OBJECTIVE:
Go through the lines below. Copy those with "Desktop".

DATA LISTING:

^^^^

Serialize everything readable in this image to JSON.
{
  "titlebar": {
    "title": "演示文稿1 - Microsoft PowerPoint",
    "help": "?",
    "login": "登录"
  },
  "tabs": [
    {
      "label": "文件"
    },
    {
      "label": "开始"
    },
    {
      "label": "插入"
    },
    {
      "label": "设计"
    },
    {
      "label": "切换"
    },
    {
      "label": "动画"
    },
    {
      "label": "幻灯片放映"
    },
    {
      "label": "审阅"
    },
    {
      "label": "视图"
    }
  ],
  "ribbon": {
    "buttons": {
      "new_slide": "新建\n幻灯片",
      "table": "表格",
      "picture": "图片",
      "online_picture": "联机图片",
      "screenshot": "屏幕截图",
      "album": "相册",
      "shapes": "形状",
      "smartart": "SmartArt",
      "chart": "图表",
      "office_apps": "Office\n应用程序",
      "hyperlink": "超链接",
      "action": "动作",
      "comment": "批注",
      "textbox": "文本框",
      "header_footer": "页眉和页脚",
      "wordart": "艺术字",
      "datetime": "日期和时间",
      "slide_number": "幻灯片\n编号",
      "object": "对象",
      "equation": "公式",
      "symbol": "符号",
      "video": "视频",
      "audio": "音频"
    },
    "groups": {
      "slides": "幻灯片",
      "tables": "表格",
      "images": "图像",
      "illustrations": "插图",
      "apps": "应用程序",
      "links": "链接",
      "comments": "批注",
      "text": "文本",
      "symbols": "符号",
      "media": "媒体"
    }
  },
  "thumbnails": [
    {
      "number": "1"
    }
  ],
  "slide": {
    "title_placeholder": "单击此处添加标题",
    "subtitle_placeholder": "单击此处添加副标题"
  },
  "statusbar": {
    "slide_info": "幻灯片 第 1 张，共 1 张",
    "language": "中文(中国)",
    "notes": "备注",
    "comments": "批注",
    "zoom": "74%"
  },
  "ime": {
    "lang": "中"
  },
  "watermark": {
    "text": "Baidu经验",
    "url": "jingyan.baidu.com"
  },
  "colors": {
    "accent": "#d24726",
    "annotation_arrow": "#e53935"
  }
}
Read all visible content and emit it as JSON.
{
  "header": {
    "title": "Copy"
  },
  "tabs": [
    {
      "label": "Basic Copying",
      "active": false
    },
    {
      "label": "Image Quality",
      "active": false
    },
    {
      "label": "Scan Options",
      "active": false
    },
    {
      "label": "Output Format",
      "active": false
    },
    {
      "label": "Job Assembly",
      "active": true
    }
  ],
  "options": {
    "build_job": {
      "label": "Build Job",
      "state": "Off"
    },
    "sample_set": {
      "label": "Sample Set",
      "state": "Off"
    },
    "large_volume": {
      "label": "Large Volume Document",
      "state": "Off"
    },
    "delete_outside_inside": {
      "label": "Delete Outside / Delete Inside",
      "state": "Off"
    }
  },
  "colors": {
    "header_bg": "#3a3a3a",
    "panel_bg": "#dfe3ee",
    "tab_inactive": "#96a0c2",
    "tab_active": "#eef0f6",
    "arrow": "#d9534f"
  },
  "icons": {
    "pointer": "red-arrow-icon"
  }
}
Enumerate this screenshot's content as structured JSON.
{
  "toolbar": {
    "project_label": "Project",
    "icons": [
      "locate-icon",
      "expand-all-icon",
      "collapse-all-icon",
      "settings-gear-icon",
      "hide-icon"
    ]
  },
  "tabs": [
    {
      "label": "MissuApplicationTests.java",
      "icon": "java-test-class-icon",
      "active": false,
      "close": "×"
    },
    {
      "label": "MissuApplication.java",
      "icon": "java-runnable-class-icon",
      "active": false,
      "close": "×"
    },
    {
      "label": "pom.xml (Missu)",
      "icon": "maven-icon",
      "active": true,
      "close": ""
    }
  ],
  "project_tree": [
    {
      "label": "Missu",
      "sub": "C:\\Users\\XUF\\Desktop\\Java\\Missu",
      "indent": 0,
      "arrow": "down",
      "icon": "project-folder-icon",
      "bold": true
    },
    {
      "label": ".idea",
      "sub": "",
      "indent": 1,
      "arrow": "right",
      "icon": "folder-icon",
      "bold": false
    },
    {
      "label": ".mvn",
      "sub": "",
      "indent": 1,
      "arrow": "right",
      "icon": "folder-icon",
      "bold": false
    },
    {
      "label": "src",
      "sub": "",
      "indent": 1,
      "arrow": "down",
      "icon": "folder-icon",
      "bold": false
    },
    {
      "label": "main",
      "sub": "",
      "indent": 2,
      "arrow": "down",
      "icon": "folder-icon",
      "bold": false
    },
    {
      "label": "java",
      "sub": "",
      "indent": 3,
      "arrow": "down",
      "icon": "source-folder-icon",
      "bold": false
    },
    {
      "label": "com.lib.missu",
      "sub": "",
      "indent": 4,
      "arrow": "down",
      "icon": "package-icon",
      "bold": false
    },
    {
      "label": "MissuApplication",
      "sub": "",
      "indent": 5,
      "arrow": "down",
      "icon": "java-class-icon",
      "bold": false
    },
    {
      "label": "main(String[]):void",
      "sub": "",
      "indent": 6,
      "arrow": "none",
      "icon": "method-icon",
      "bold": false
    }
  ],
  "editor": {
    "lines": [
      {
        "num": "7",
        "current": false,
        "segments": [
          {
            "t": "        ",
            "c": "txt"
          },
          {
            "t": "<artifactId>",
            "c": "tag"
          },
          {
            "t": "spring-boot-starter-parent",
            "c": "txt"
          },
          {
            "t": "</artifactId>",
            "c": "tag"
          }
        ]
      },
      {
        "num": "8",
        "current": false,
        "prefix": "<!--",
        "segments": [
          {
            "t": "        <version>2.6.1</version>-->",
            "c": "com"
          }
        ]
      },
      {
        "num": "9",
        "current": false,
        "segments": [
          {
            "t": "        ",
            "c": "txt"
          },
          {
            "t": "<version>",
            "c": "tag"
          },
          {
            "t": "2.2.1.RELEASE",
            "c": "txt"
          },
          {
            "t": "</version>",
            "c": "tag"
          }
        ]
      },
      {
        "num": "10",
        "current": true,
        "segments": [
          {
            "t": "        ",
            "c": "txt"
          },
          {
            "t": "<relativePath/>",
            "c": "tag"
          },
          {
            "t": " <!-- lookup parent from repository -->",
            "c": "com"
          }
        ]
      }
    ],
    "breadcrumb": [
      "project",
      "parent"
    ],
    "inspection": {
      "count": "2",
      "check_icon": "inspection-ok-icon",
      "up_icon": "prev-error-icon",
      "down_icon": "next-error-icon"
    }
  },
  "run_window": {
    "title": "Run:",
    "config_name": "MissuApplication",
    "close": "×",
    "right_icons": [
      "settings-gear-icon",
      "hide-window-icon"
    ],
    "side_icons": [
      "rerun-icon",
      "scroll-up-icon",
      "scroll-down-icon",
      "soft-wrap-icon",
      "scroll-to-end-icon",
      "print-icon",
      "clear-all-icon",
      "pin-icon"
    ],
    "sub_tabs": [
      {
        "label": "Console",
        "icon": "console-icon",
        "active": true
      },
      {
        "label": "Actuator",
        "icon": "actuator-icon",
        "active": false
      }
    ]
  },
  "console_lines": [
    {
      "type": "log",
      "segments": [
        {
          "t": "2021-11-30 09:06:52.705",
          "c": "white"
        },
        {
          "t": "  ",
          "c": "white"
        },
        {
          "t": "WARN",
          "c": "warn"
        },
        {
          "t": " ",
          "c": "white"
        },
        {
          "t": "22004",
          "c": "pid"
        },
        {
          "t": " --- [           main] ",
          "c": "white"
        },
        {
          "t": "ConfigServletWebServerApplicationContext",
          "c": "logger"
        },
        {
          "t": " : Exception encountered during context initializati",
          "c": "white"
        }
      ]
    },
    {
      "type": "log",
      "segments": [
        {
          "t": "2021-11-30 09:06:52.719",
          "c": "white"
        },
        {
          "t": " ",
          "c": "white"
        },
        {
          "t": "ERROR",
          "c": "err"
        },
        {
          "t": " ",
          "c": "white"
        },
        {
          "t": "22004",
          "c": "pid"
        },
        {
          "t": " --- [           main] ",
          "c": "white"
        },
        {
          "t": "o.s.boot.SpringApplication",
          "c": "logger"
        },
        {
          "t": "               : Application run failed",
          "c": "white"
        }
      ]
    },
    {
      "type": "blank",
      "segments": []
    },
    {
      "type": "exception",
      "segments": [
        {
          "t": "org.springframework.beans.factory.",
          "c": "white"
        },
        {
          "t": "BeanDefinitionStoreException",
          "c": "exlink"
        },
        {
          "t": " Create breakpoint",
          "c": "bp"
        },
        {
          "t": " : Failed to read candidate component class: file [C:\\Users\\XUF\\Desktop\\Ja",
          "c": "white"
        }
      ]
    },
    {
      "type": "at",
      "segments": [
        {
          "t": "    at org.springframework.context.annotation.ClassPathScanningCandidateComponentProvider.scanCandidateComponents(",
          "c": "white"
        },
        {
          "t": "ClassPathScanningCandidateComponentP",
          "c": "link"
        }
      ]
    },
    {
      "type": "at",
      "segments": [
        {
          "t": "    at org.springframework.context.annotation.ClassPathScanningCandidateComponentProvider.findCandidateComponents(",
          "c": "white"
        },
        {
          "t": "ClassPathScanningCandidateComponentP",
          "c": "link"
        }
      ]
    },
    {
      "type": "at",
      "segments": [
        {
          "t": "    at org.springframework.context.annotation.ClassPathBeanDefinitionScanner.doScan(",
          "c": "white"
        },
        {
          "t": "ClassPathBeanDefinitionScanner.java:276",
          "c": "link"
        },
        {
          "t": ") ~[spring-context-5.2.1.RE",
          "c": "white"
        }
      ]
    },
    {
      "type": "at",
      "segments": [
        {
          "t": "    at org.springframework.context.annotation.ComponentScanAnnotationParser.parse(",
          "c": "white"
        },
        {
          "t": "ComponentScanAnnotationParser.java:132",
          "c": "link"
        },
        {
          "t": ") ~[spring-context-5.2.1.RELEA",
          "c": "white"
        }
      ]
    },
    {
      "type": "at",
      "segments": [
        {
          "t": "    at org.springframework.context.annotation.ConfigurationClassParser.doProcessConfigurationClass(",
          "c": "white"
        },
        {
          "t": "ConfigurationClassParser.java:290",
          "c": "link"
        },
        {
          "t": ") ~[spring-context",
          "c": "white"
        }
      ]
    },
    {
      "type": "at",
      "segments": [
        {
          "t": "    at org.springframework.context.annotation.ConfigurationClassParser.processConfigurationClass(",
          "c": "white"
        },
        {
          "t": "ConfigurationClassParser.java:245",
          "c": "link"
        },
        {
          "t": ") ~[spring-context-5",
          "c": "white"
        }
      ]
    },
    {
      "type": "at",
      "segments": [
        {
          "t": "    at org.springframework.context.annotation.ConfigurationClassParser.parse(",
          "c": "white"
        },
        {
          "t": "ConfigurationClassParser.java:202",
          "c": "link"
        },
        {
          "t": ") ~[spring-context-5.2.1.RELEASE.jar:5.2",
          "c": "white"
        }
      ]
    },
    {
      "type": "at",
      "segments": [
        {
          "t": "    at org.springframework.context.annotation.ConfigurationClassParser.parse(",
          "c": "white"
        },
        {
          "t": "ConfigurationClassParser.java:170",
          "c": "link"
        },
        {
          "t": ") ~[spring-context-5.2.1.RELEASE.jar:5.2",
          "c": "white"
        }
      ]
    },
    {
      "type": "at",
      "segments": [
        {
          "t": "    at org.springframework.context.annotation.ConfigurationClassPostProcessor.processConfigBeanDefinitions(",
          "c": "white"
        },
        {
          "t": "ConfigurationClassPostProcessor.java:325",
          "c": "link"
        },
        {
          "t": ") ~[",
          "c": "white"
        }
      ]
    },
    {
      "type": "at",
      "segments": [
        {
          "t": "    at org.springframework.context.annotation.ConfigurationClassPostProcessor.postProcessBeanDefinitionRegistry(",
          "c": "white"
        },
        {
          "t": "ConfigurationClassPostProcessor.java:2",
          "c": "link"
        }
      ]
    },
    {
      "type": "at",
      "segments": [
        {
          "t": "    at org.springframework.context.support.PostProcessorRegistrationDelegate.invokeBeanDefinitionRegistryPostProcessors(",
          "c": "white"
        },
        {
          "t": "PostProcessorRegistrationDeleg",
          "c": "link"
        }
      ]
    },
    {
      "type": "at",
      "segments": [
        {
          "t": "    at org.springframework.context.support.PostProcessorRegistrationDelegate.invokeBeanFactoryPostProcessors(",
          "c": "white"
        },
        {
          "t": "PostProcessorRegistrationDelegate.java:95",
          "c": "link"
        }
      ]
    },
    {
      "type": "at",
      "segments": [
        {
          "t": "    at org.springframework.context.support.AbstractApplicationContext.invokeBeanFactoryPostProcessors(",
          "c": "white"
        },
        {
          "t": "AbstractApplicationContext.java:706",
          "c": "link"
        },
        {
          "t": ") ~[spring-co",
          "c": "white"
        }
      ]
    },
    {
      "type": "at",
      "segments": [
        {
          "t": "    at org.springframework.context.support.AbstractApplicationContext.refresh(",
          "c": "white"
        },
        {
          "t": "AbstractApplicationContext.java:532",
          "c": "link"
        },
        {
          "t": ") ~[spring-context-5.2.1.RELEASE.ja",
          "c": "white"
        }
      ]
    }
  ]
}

^^^^

FINAL ANSWER:
      "sub": "C:\\Users\\XUF\\Desktop\\Java\\Missu",
          "t": " : Failed to read candidate component class: file [C:\\Users\\XUF\\Desktop\\Ja",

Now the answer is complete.